┌──

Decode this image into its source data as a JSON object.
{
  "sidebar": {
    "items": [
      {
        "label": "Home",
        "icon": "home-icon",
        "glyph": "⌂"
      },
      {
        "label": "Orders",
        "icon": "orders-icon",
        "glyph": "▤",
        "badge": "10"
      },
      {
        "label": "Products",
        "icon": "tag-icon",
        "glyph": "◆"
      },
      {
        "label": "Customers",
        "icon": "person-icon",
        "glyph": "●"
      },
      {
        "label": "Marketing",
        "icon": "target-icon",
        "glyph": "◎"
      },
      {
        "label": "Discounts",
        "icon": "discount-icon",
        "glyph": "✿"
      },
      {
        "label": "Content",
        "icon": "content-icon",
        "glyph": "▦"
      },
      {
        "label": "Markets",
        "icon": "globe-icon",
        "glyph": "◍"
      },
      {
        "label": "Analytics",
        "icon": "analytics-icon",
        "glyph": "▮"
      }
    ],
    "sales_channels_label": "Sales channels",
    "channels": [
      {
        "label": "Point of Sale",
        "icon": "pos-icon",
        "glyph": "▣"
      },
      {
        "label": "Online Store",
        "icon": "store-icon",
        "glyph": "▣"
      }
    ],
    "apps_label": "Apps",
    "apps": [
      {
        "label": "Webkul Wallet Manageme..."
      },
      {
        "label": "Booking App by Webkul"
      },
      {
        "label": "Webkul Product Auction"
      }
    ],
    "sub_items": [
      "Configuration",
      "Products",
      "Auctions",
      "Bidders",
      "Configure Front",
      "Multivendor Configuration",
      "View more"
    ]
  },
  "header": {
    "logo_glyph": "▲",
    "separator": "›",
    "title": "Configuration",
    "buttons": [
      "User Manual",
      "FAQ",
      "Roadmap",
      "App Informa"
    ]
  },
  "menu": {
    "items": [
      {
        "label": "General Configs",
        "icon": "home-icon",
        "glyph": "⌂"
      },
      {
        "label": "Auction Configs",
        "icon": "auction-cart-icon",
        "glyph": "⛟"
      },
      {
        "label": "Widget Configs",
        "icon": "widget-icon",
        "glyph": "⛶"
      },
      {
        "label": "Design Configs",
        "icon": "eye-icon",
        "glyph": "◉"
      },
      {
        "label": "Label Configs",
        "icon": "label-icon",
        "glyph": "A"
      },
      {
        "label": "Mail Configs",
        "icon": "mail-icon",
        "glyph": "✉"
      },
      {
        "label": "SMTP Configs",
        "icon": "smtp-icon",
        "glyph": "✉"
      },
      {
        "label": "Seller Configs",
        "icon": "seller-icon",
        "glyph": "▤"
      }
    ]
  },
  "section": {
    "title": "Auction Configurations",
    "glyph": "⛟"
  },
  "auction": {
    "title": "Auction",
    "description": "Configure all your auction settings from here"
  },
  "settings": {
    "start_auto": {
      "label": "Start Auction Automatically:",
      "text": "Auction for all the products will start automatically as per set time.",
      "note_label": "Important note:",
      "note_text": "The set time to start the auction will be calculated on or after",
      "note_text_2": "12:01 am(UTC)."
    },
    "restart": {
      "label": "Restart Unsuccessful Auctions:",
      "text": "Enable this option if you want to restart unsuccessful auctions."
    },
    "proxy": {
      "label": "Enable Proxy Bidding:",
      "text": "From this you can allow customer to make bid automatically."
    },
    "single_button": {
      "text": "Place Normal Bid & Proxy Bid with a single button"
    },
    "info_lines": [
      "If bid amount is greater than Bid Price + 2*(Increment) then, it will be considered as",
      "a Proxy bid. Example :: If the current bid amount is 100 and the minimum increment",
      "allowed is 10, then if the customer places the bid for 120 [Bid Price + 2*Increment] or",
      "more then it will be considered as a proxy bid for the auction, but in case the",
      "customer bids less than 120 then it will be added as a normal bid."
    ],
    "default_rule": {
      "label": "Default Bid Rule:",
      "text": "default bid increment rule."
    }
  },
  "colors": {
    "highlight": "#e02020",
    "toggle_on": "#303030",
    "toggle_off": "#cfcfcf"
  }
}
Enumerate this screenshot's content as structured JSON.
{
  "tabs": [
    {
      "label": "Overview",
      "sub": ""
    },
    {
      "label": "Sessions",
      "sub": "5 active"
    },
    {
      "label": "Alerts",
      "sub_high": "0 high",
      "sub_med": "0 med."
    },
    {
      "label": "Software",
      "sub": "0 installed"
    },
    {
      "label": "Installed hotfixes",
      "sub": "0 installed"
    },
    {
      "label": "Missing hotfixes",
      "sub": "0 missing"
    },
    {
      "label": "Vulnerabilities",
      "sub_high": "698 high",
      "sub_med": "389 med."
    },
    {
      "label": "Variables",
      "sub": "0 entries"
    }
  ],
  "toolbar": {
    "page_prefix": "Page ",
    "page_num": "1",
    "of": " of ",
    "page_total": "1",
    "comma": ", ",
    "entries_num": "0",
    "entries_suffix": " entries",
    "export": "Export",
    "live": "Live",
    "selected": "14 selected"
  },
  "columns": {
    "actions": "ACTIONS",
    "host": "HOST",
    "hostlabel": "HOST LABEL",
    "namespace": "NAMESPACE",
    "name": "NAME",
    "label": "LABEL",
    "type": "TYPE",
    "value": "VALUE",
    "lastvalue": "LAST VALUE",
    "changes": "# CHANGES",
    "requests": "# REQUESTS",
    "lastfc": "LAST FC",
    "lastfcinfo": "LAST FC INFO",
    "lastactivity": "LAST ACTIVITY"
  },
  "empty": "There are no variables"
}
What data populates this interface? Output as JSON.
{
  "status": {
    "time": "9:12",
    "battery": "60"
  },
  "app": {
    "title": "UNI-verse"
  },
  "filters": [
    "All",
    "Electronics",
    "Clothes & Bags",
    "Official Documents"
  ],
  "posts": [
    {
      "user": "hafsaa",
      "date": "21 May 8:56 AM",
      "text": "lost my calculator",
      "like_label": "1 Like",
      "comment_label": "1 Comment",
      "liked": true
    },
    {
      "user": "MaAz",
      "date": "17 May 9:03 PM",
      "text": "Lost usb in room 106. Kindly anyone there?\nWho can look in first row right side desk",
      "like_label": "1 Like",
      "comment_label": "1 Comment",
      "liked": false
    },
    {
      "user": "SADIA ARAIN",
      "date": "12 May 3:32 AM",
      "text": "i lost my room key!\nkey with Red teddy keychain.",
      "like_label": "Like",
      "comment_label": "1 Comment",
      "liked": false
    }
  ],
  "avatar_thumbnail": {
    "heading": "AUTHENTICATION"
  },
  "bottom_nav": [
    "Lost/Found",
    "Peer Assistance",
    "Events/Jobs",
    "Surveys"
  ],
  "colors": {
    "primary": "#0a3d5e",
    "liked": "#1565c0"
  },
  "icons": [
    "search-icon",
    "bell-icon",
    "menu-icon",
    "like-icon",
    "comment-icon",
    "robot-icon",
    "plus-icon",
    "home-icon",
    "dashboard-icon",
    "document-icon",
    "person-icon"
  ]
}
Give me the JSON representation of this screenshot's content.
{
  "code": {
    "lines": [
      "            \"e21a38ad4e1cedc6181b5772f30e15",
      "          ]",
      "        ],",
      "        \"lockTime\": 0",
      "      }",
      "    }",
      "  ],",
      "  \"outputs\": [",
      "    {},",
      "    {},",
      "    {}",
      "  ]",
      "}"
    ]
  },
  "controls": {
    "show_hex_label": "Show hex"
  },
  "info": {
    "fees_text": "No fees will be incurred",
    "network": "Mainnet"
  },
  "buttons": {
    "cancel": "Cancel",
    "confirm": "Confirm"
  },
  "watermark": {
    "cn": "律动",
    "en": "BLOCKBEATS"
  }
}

└──

◆ **WHAT IS REQUIRED**
Copy the data above in full, character for character.

◆ **THE ANSWER**
Decode this image into its source data as a JSON object.
{
  "sidebar": {
    "items": [
      {
        "label": "Home",
        "icon": "home-icon",
        "glyph": "⌂"
      },
      {
        "label": "Orders",
        "icon": "orders-icon",
        "glyph": "▤",
        "badge": "10"
      },
      {
        "label": "Products",
        "icon": "tag-icon",
        "glyph": "◆"
      },
      {
        "label": "Customers",
        "icon": "person-icon",
        "glyph": "●"
      },
      {
        "label": "Marketing",
        "icon": "target-icon",
        "glyph": "◎"
      },
      {
        "label": "Discounts",
        "icon": "discount-icon",
        "glyph": "✿"
      },
      {
        "label": "Content",
        "icon": "content-icon",
        "glyph": "▦"
      },
      {
        "label": "Markets",
        "icon": "globe-icon",
        "glyph": "◍"
      },
      {
        "label": "Analytics",
        "icon": "analytics-icon",
        "glyph": "▮"
      }
    ],
    "sales_channels_label": "Sales channels",
    "channels": [
      {
        "label": "Point of Sale",
        "icon": "pos-icon",
        "glyph": "▣"
      },
      {
        "label": "Online Store",
        "icon": "store-icon",
        "glyph": "▣"
      }
    ],
    "apps_label": "Apps",
    "apps": [
      {
        "label": "Webkul Wallet Manageme..."
      },
      {
        "label": "Booking App by Webkul"
      },
      {
        "label": "Webkul Product Auction"
      }
    ],
    "sub_items": [
      "Configuration",
      "Products",
      "Auctions",
      "Bidders",
      "Configure Front",
      "Multivendor Configuration",
      "View more"
    ]
  },
  "header": {
    "logo_glyph": "▲",
    "separator": "›",
    "title": "Configuration",
    "buttons": [
      "User Manual",
      "FAQ",
      "Roadmap",
      "App Informa"
    ]
  },
  "menu": {
    "items": [
      {
        "label": "General Configs",
        "icon": "home-icon",
        "glyph": "⌂"
      },
      {
        "label": "Auction Configs",
        "icon": "auction-cart-icon",
        "glyph": "⛟"
      },
      {
        "label": "Widget Configs",
        "icon": "widget-icon",
        "glyph": "⛶"
      },
      {
        "label": "Design Configs",
        "icon": "eye-icon",
        "glyph": "◉"
      },
      {
        "label": "Label Configs",
        "icon": "label-icon",
        "glyph": "A"
      },
      {
        "label": "Mail Configs",
        "icon": "mail-icon",
        "glyph": "✉"
      },
      {
        "label": "SMTP Configs",
        "icon": "smtp-icon",
        "glyph": "✉"
      },
      {
        "label": "Seller Configs",
        "icon": "seller-icon",
        "glyph": "▤"
      }
    ]
  },
  "section": {
    "title": "Auction Configurations",
    "glyph": "⛟"
  },
  "auction": {
    "title": "Auction",
    "description": "Configure all your auction settings from here"
  },
  "settings": {
    "start_auto": {
      "label": "Start Auction Automatically:",
      "text": "Auction for all the products will start automatically as per set time.",
      "note_label": "Important note:",
      "note_text": "The set time to start the auction will be calculated on or after",
      "note_text_2": "12:01 am(UTC)."
    },
    "restart": {
      "label": "Restart Unsuccessful Auctions:",
      "text": "Enable this option if you want to restart unsuccessful auctions."
    },
    "proxy": {
      "label": "Enable Proxy Bidding:",
      "text": "From this you can allow customer to make bid automatically."
    },
    "single_button": {
      "text": "Place Normal Bid & Proxy Bid with a single button"
    },
    "info_lines": [
      "If bid amount is greater than Bid Price + 2*(Increment) then, it will be considered as",
      "a Proxy bid. Example :: If the current bid amount is 100 and the minimum increment",
      "allowed is 10, then if the customer places the bid for 120 [Bid Price + 2*Increment] or",
      "more then it will be considered as a proxy bid for the auction, but in case the",
      "customer bids less than 120 then it will be added as a normal bid."
    ],
    "default_rule": {
      "label": "Default Bid Rule:",
      "text": "default bid increment rule."
    }
  },
  "colors": {
    "highlight": "#e02020",
    "toggle_on": "#303030",
    "toggle_off": "#cfcfcf"
  }
}
Enumerate this screenshot's content as structured JSON.
{
  "tabs": [
    {
      "label": "Overview",
      "sub": ""
    },
    {
      "label": "Sessions",
      "sub": "5 active"
    },
    {
      "label": "Alerts",
      "sub_high": "0 high",
      "sub_med": "0 med."
    },
    {
      "label": "Software",
      "sub": "0 installed"
    },
    {
      "label": "Installed hotfixes",
      "sub": "0 installed"
    },
    {
      "label": "Missing hotfixes",
      "sub": "0 missing"
    },
    {
      "label": "Vulnerabilities",
      "sub_high": "698 high",
      "sub_med": "389 med."
    },
    {
      "label": "Variables",
      "sub": "0 entries"
    }
  ],
  "toolbar": {
    "page_prefix": "Page ",
    "page_num": "1",
    "of": " of ",
    "page_total": "1",
    "comma": ", ",
    "entries_num": "0",
    "entries_suffix": " entries",
    "export": "Export",
    "live": "Live",
    "selected": "14 selected"
  },
  "columns": {
    "actions": "ACTIONS",
    "host": "HOST",
    "hostlabel": "HOST LABEL",
    "namespace": "NAMESPACE",
    "name": "NAME",
    "label": "LABEL",
    "type": "TYPE",
    "value": "VALUE",
    "lastvalue": "LAST VALUE",
    "changes": "# CHANGES",
    "requests": "# REQUESTS",
    "lastfc": "LAST FC",
    "lastfcinfo": "LAST FC INFO",
    "lastactivity": "LAST ACTIVITY"
  },
  "empty": "There are no variables"
}
What data populates this interface? Output as JSON.
{
  "status": {
    "time": "9:12",
    "battery": "60"
  },
  "app": {
    "title": "UNI-verse"
  },
  "filters": [
    "All",
    "Electronics",
    "Clothes & Bags",
    "Official Documents"
  ],
  "posts": [
    {
      "user": "hafsaa",
      "date": "21 May 8:56 AM",
      "text": "lost my calculator",
      "like_label": "1 Like",
      "comment_label": "1 Comment",
      "liked": true
    },
    {
      "user": "MaAz",
      "date": "17 May 9:03 PM",
      "text": "Lost usb in room 106. Kindly anyone there?\nWho can look in first row right side desk",
      "like_label": "1 Like",
      "comment_label": "1 Comment",
      "liked": false
    },
    {
      "user": "SADIA ARAIN",
      "date": "12 May 3:32 AM",
      "text": "i lost my room key!\nkey with Red teddy keychain.",
      "like_label": "Like",
      "comment_label": "1 Comment",
      "liked": false
    }
  ],
  "avatar_thumbnail": {
    "heading": "AUTHENTICATION"
  },
  "bottom_nav": [
    "Lost/Found",
    "Peer Assistance",
    "Events/Jobs",
    "Surveys"
  ],
  "colors": {
    "primary": "#0a3d5e",
    "liked": "#1565c0"
  },
  "icons": [
    "search-icon",
    "bell-icon",
    "menu-icon",
    "like-icon",
    "comment-icon",
    "robot-icon",
    "plus-icon",
    "home-icon",
    "dashboard-icon",
    "document-icon",
    "person-icon"
  ]
}
Give me the JSON representation of this screenshot's content.
{
  "code": {
    "lines": [
      "            \"e21a38ad4e1cedc6181b5772f30e15",
      "          ]",
      "        ],",
      "        \"lockTime\": 0",
      "      }",
      "    }",
      "  ],",
      "  \"outputs\": [",
      "    {},",
      "    {},",
      "    {}",
      "  ]",
      "}"
    ]
  },
  "controls": {
    "show_hex_label": "Show hex"
  },
  "info": {
    "fees_text": "No fees will be incurred",
    "network": "Mainnet"
  },
  "buttons": {
    "cancel": "Cancel",
    "confirm": "Confirm"
  },
  "watermark": {
    "cn": "律动",
    "en": "BLOCKBEATS"
  }
}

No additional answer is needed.